## STATED EXERCISE
Images excluded, repeat each entry below exactly.

# SOURCE RECORDS start

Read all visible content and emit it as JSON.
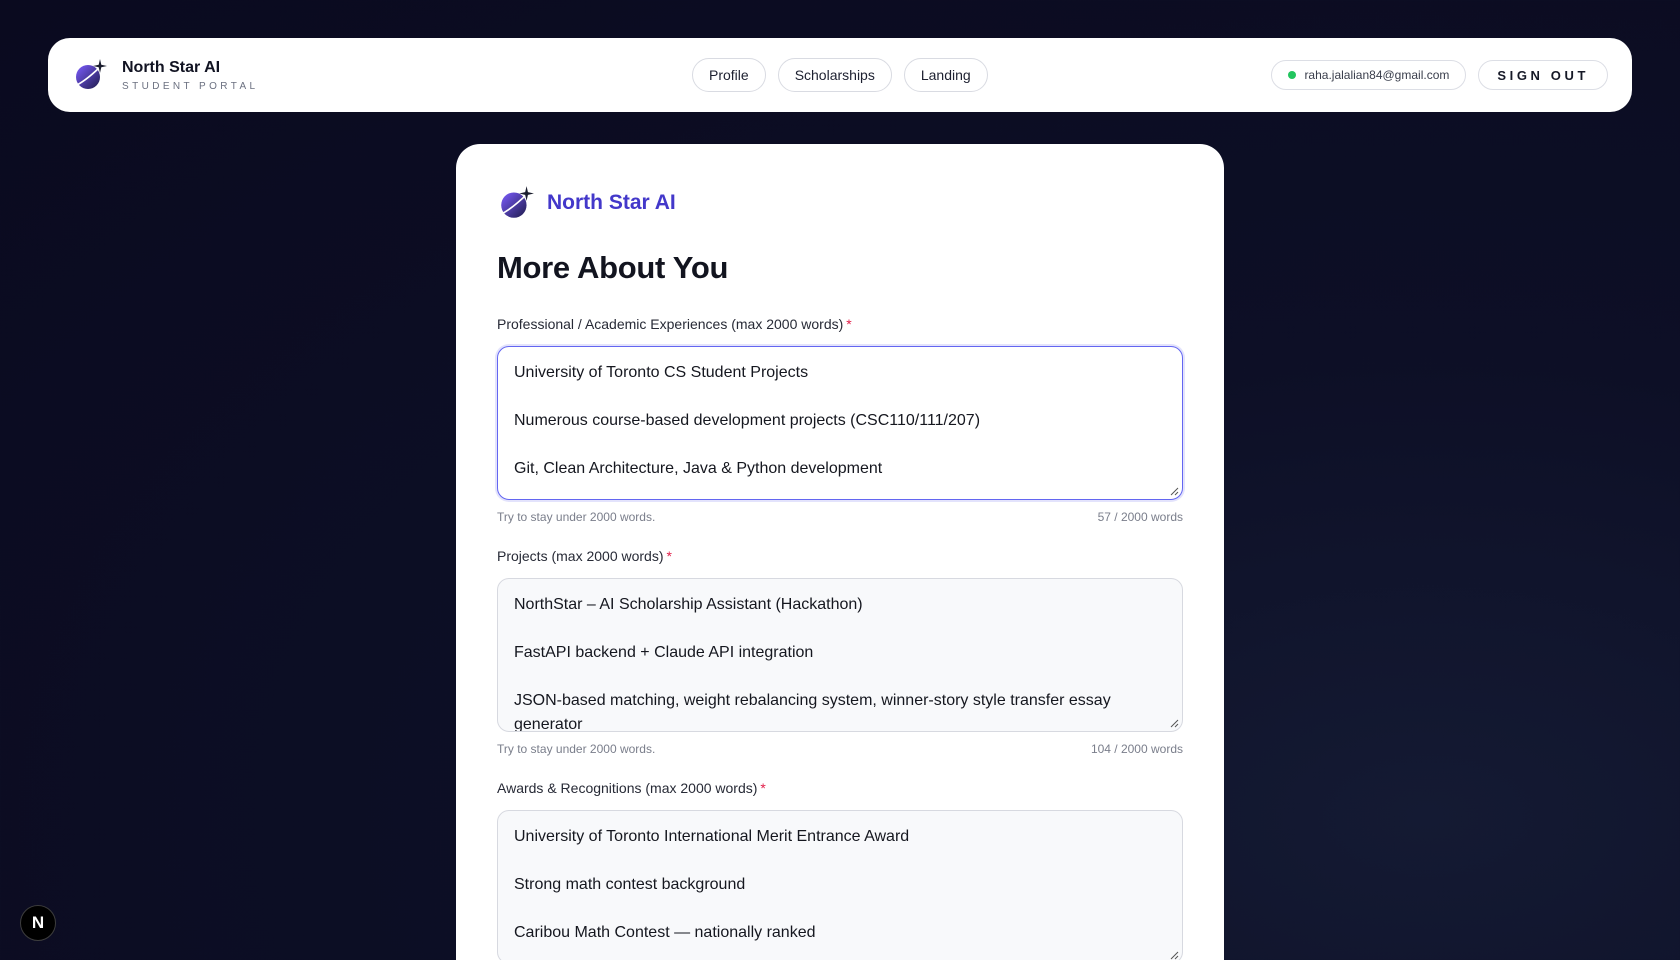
{
  "header": {
    "brand_name": "North Star AI",
    "brand_subtitle": "STUDENT PORTAL",
    "nav": [
      "Profile",
      "Scholarships",
      "Landing"
    ],
    "user_email": "raha.jalalian84@gmail.com",
    "sign_out_label": "SIGN OUT"
  },
  "card": {
    "brand_name": "North Star AI",
    "title": "More About You",
    "fields": [
      {
        "label": "Professional / Academic Experiences (max 2000 words)",
        "required_mark": "*",
        "lines": [
          "University of Toronto CS Student Projects",
          "Numerous course-based development projects (CSC110/111/207)",
          "Git, Clean Architecture, Java & Python development"
        ],
        "hint": "Try to stay under 2000 words.",
        "word_count": "57 / 2000 words",
        "focused": true
      },
      {
        "label": "Projects (max 2000 words)",
        "required_mark": "*",
        "lines": [
          "NorthStar – AI Scholarship Assistant (Hackathon)",
          "FastAPI backend + Claude API integration",
          "JSON-based matching, weight rebalancing system, winner-story style transfer essay generator"
        ],
        "hint": "Try to stay under 2000 words.",
        "word_count": "104 / 2000 words",
        "focused": false
      },
      {
        "label": "Awards & Recognitions (max 2000 words)",
        "required_mark": "*",
        "lines": [
          "University of Toronto International Merit Entrance Award",
          "Strong math contest background",
          "Caribou Math Contest — nationally ranked"
        ],
        "focused": false
      }
    ]
  },
  "dev_badge": "N",
  "colors": {
    "accent": "#4338ca",
    "focus_ring": "#6366f1",
    "required": "#e11d48",
    "status_online": "#22c55e"
  }
}
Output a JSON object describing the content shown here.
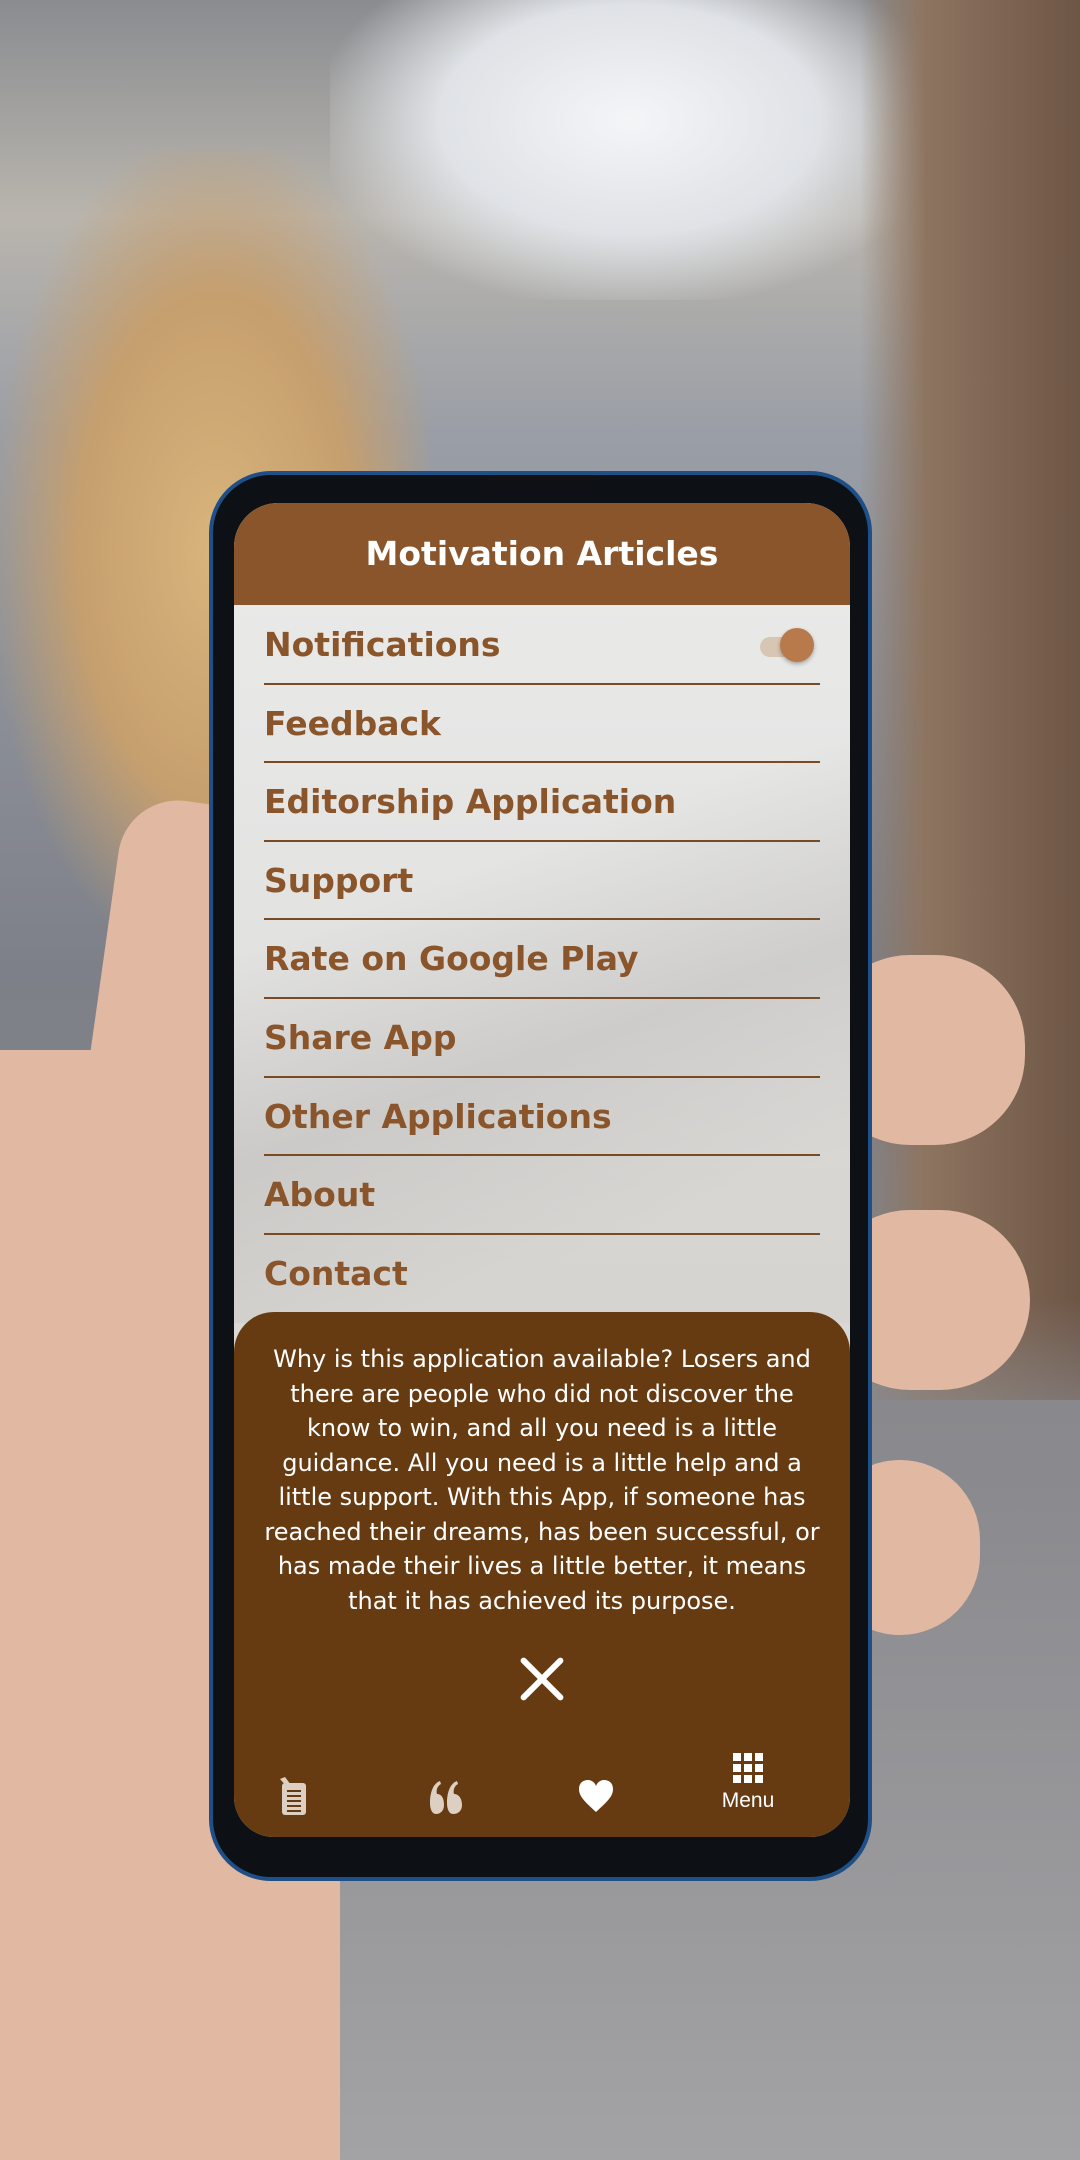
{
  "app": {
    "title": "Motivation Articles"
  },
  "menu": {
    "items": [
      {
        "label": "Notifications",
        "toggle_on": true
      },
      {
        "label": "Feedback"
      },
      {
        "label": "Editorship Application"
      },
      {
        "label": "Support"
      },
      {
        "label": "Rate on Google Play"
      },
      {
        "label": "Share App"
      },
      {
        "label": "Other Applications"
      },
      {
        "label": "About"
      },
      {
        "label": "Contact"
      }
    ]
  },
  "about_sheet": {
    "text": "Why is this application available? Losers and there are people who did not discover the know to win, and all you need is a little guidance. All you need is a little help and a little support. With this App, if someone has reached their dreams, has been successful, or has made their lives a little better, it means that it has achieved its purpose.",
    "close_icon": "close-x-icon"
  },
  "bottom_nav": {
    "items": [
      {
        "icon": "article-icon",
        "label": ""
      },
      {
        "icon": "quote-icon",
        "label": ""
      },
      {
        "icon": "heart-icon",
        "label": ""
      },
      {
        "icon": "grid-menu-icon",
        "label": "Menu"
      }
    ]
  },
  "colors": {
    "header": "#8a552a",
    "sheet": "#673b12",
    "text_brown": "#8a552a"
  }
}
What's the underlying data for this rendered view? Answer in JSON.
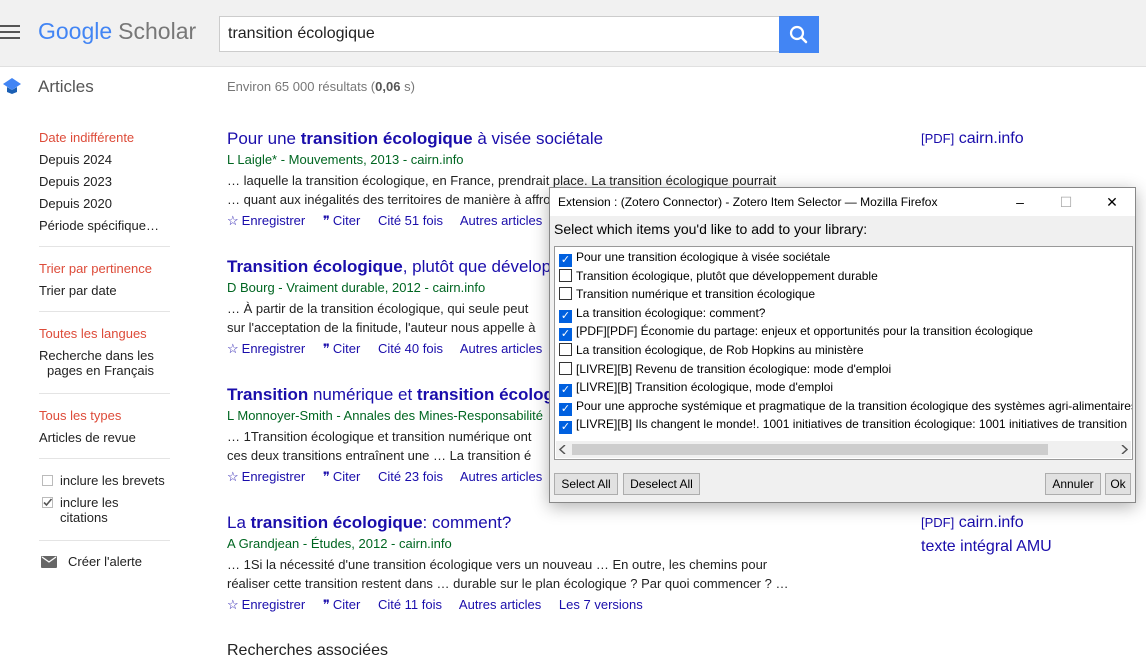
{
  "header": {
    "logo_google": "Google",
    "logo_scholar": "Scholar",
    "search_value": "transition écologique"
  },
  "subheader": {
    "articles": "Articles",
    "results_prefix": "Environ 65 000 résultats (",
    "results_time": "0,06",
    "results_suffix": " s)"
  },
  "sidebar": {
    "date_any": "Date indifférente",
    "since_2024": "Depuis 2024",
    "since_2023": "Depuis 2023",
    "since_2020": "Depuis 2020",
    "period": "Période spécifique…",
    "sort_relevance": "Trier par pertinence",
    "sort_date": "Trier par date",
    "all_languages": "Toutes les langues",
    "search_french_1": "Recherche dans les",
    "search_french_2": "pages en Français",
    "all_types": "Tous les types",
    "review_articles": "Articles de revue",
    "include_patents": "inclure les brevets",
    "include_citations_1": "inclure les",
    "include_citations_2": "citations",
    "create_alert": "Créer l'alerte"
  },
  "results": [
    {
      "title_parts": [
        "Pour une ",
        "transition écologique",
        " à visée sociétale"
      ],
      "meta": "L Laigle* - Mouvements, 2013 - cairn.info",
      "snippet1": "… laquelle la transition écologique, en France, prendrait place. La transition écologique pourrait",
      "snippet2": "… quant aux inégalités des territoires de manière à affro",
      "save": "Enregistrer",
      "cite": "Citer",
      "cited": "Cité 51 fois",
      "related": "Autres articles",
      "side_tag": "[PDF]",
      "side_link": "cairn.info"
    },
    {
      "title_parts": [
        "Transition écologique",
        ", plutôt que dévelop",
        ""
      ],
      "meta": "D Bourg - Vraiment durable, 2012 - cairn.info",
      "snippet1": "… À partir de la transition écologique, qui seule peut",
      "snippet2": "sur l'acceptation de la finitude, l'auteur nous appelle à",
      "save": "Enregistrer",
      "cite": "Citer",
      "cited": "Cité 40 fois",
      "related": "Autres articles"
    },
    {
      "title_parts": [
        "Transition",
        " numérique et ",
        "transition écolog"
      ],
      "meta": "L Monnoyer-Smith - Annales des Mines-Responsabilité",
      "snippet1": "… 1Transition écologique et transition numérique ont",
      "snippet2": "ces deux transitions entraînent une … La transition é",
      "save": "Enregistrer",
      "cite": "Citer",
      "cited": "Cité 23 fois",
      "related": "Autres articles"
    },
    {
      "title_parts": [
        "La ",
        "transition écologique",
        ": comment?"
      ],
      "meta": "A Grandjean - Études, 2012 - cairn.info",
      "snippet1": "… 1Si la nécessité d'une transition écologique vers un nouveau … En outre, les chemins pour",
      "snippet2": "réaliser cette transition restent dans … durable sur le plan écologique ? Par quoi commencer ? …",
      "save": "Enregistrer",
      "cite": "Citer",
      "cited": "Cité 11 fois",
      "related": "Autres articles",
      "versions": "Les 7 versions",
      "side_tag": "[PDF]",
      "side_link": "cairn.info",
      "side_link2": "texte intégral AMU"
    }
  ],
  "related_searches": "Recherches associées",
  "dialog": {
    "title": "Extension : (Zotero Connector) - Zotero Item Selector — Mozilla Firefox",
    "minimize": "–",
    "maximize": "☐",
    "close": "✕",
    "prompt": "Select which items you'd like to add to your library:",
    "items": [
      {
        "label": "Pour une transition écologique à visée sociétale",
        "checked": true
      },
      {
        "label": "Transition écologique, plutôt que développement durable",
        "checked": false
      },
      {
        "label": "Transition numérique et transition écologique",
        "checked": false
      },
      {
        "label": "La transition écologique: comment?",
        "checked": true
      },
      {
        "label": "[PDF][PDF] Économie du partage: enjeux et opportunités pour la transition écologique",
        "checked": true
      },
      {
        "label": "La transition écologique, de Rob Hopkins au ministère",
        "checked": false
      },
      {
        "label": "[LIVRE][B] Revenu de transition écologique: mode d'emploi",
        "checked": false
      },
      {
        "label": "[LIVRE][B] Transition écologique, mode d'emploi",
        "checked": true
      },
      {
        "label": "Pour une approche systémique et pragmatique de la transition écologique des systèmes agri-alimentaires",
        "checked": true
      },
      {
        "label": "[LIVRE][B] Ils changent le monde!. 1001 initiatives de transition écologique: 1001 initiatives de transition",
        "checked": true
      }
    ],
    "select_all": "Select All",
    "deselect_all": "Deselect All",
    "cancel": "Annuler",
    "ok": "Ok"
  }
}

# SOURCE RECORDS end

## SOLUTION TO THE PROBLEM
Read all visible content and emit it as JSON.
{
  "header": {
    "brand_name": "North Star AI",
    "brand_subtitle": "STUDENT PORTAL",
    "nav": [
      "Profile",
      "Scholarships",
      "Landing"
    ],
    "user_email": "raha.jalalian84@gmail.com",
    "sign_out_label": "SIGN OUT"
  },
  "card": {
    "brand_name": "North Star AI",
    "title": "More About You",
    "fields": [
      {
        "label": "Professional / Academic Experiences (max 2000 words)",
        "required_mark": "*",
        "lines": [
          "University of Toronto CS Student Projects",
          "Numerous course-based development projects (CSC110/111/207)",
          "Git, Clean Architecture, Java & Python development"
        ],
        "hint": "Try to stay under 2000 words.",
        "word_count": "57 / 2000 words",
        "focused": true
      },
      {
        "label": "Projects (max 2000 words)",
        "required_mark": "*",
        "lines": [
          "NorthStar – AI Scholarship Assistant (Hackathon)",
          "FastAPI backend + Claude API integration",
          "JSON-based matching, weight rebalancing system, winner-story style transfer essay generator"
        ],
        "hint": "Try to stay under 2000 words.",
        "word_count": "104 / 2000 words",
        "focused": false
      },
      {
        "label": "Awards & Recognitions (max 2000 words)",
        "required_mark": "*",
        "lines": [
          "University of Toronto International Merit Entrance Award",
          "Strong math contest background",
          "Caribou Math Contest — nationally ranked"
        ],
        "focused": false
      }
    ]
  },
  "dev_badge": "N",
  "colors": {
    "accent": "#4338ca",
    "focus_ring": "#6366f1",
    "required": "#e11d48",
    "status_online": "#22c55e"
  }
}
Output a JSON object describing the content shown here.
{
  "app": {
    "title": "Motivation Articles"
  },
  "menu": {
    "items": [
      {
        "label": "Notifications",
        "toggle_on": true
      },
      {
        "label": "Feedback"
      },
      {
        "label": "Editorship Application"
      },
      {
        "label": "Support"
      },
      {
        "label": "Rate on Google Play"
      },
      {
        "label": "Share App"
      },
      {
        "label": "Other Applications"
      },
      {
        "label": "About"
      },
      {
        "label": "Contact"
      }
    ]
  },
  "about_sheet": {
    "text": "Why is this application available? Losers and there are people who did not discover the know to win, and all you need is a little guidance. All you need is a little help and a little support. With this App, if someone has reached their dreams, has been successful, or has made their lives a little better, it means that it has achieved its purpose.",
    "close_icon": "close-x-icon"
  },
  "bottom_nav": {
    "items": [
      {
        "icon": "article-icon",
        "label": ""
      },
      {
        "icon": "quote-icon",
        "label": ""
      },
      {
        "icon": "heart-icon",
        "label": ""
      },
      {
        "icon": "grid-menu-icon",
        "label": "Menu"
      }
    ]
  },
  "colors": {
    "header": "#8a552a",
    "sheet": "#673b12",
    "text_brown": "#8a552a"
  }
}
What's the underlying data for this rendered view? Answer in JSON.
{
  "header": {
    "logo_google": "Google",
    "logo_scholar": "Scholar",
    "search_value": "transition écologique"
  },
  "subheader": {
    "articles": "Articles",
    "results_prefix": "Environ 65 000 résultats (",
    "results_time": "0,06",
    "results_suffix": " s)"
  },
  "sidebar": {
    "date_any": "Date indifférente",
    "since_2024": "Depuis 2024",
    "since_2023": "Depuis 2023",
    "since_2020": "Depuis 2020",
    "period": "Période spécifique…",
    "sort_relevance": "Trier par pertinence",
    "sort_date": "Trier par date",
    "all_languages": "Toutes les langues",
    "search_french_1": "Recherche dans les",
    "search_french_2": "pages en Français",
    "all_types": "Tous les types",
    "review_articles": "Articles de revue",
    "include_patents": "inclure les brevets",
    "include_citations_1": "inclure les",
    "include_citations_2": "citations",
    "create_alert": "Créer l'alerte"
  },
  "results": [
    {
      "title_parts": [
        "Pour une ",
        "transition écologique",
        " à visée sociétale"
      ],
      "meta": "L Laigle* - Mouvements, 2013 - cairn.info",
      "snippet1": "… laquelle la transition écologique, en France, prendrait place. La transition écologique pourrait",
      "snippet2": "… quant aux inégalités des territoires de manière à affro",
      "save": "Enregistrer",
      "cite": "Citer",
      "cited": "Cité 51 fois",
      "related": "Autres articles",
      "side_tag": "[PDF]",
      "side_link": "cairn.info"
    },
    {
      "title_parts": [
        "Transition écologique",
        ", plutôt que dévelop",
        ""
      ],
      "meta": "D Bourg - Vraiment durable, 2012 - cairn.info",
      "snippet1": "… À partir de la transition écologique, qui seule peut",
      "snippet2": "sur l'acceptation de la finitude, l'auteur nous appelle à",
      "save": "Enregistrer",
      "cite": "Citer",
      "cited": "Cité 40 fois",
      "related": "Autres articles"
    },
    {
      "title_parts": [
        "Transition",
        " numérique et ",
        "transition écolog"
      ],
      "meta": "L Monnoyer-Smith - Annales des Mines-Responsabilité",
      "snippet1": "… 1Transition écologique et transition numérique ont",
      "snippet2": "ces deux transitions entraînent une … La transition é",
      "save": "Enregistrer",
      "cite": "Citer",
      "cited": "Cité 23 fois",
      "related": "Autres articles"
    },
    {
      "title_parts": [
        "La ",
        "transition écologique",
        ": comment?"
      ],
      "meta": "A Grandjean - Études, 2012 - cairn.info",
      "snippet1": "… 1Si la nécessité d'une transition écologique vers un nouveau … En outre, les chemins pour",
      "snippet2": "réaliser cette transition restent dans … durable sur le plan écologique ? Par quoi commencer ? …",
      "save": "Enregistrer",
      "cite": "Citer",
      "cited": "Cité 11 fois",
      "related": "Autres articles",
      "versions": "Les 7 versions",
      "side_tag": "[PDF]",
      "side_link": "cairn.info",
      "side_link2": "texte intégral AMU"
    }
  ],
  "related_searches": "Recherches associées",
  "dialog": {
    "title": "Extension : (Zotero Connector) - Zotero Item Selector — Mozilla Firefox",
    "minimize": "–",
    "maximize": "☐",
    "close": "✕",
    "prompt": "Select which items you'd like to add to your library:",
    "items": [
      {
        "label": "Pour une transition écologique à visée sociétale",
        "checked": true
      },
      {
        "label": "Transition écologique, plutôt que développement durable",
        "checked": false
      },
      {
        "label": "Transition numérique et transition écologique",
        "checked": false
      },
      {
        "label": "La transition écologique: comment?",
        "checked": true
      },
      {
        "label": "[PDF][PDF] Économie du partage: enjeux et opportunités pour la transition écologique",
        "checked": true
      },
      {
        "label": "La transition écologique, de Rob Hopkins au ministère",
        "checked": false
      },
      {
        "label": "[LIVRE][B] Revenu de transition écologique: mode d'emploi",
        "checked": false
      },
      {
        "label": "[LIVRE][B] Transition écologique, mode d'emploi",
        "checked": true
      },
      {
        "label": "Pour une approche systémique et pragmatique de la transition écologique des systèmes agri-alimentaires",
        "checked": true
      },
      {
        "label": "[LIVRE][B] Ils changent le monde!. 1001 initiatives de transition écologique: 1001 initiatives de transition",
        "checked": true
      }
    ],
    "select_all": "Select All",
    "deselect_all": "Deselect All",
    "cancel": "Annuler",
    "ok": "Ok"
  }
}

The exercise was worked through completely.